Directive:
Show every line containing "מאונך" by copying it.

■ ■ ■ ■ ■ ■ ■

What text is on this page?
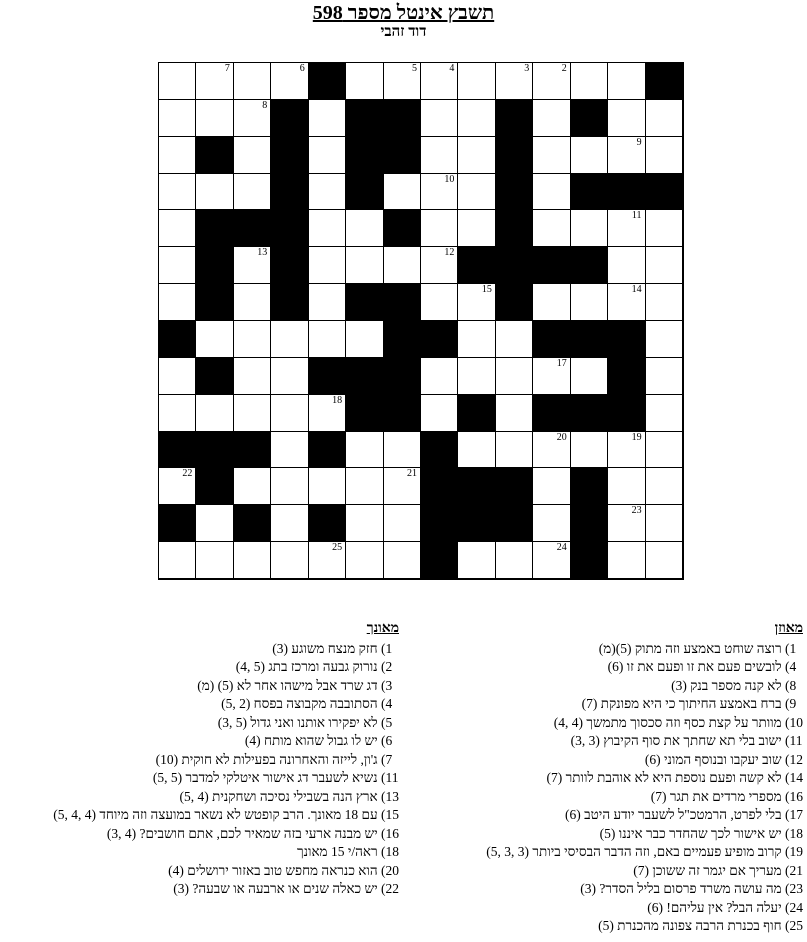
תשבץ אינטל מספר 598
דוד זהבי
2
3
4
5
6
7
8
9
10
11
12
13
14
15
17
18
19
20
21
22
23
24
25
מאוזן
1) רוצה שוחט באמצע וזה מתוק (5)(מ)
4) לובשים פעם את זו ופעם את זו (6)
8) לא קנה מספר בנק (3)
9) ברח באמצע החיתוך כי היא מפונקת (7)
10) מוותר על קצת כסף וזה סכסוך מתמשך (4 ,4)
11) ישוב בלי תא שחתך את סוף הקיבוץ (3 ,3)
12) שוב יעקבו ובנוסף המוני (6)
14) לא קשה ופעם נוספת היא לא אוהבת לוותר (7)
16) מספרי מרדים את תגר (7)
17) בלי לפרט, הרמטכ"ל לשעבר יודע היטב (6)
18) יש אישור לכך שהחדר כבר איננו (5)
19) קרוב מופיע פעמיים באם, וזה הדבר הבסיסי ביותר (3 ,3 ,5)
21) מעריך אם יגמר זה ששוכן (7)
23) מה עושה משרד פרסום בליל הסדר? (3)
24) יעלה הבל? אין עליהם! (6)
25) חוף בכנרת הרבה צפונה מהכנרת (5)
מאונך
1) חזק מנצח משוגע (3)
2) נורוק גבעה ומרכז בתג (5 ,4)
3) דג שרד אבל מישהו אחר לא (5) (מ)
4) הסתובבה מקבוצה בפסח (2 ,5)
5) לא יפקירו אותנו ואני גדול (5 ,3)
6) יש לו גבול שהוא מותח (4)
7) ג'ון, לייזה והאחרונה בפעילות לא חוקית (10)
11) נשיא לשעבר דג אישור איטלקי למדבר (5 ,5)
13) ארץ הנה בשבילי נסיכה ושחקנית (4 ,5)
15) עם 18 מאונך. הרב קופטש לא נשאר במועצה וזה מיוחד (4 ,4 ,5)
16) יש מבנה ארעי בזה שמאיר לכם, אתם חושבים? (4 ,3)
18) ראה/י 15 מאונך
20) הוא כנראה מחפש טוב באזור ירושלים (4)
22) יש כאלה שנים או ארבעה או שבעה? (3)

■ ■ ■ ■ ■ ■ ■

Task output:
מאונך
15) עם 18 מאונך. הרב קופטש לא נשאר במועצה וזה מיוחד (4 ,4 ,5)
18) ראה/י 15 מאונך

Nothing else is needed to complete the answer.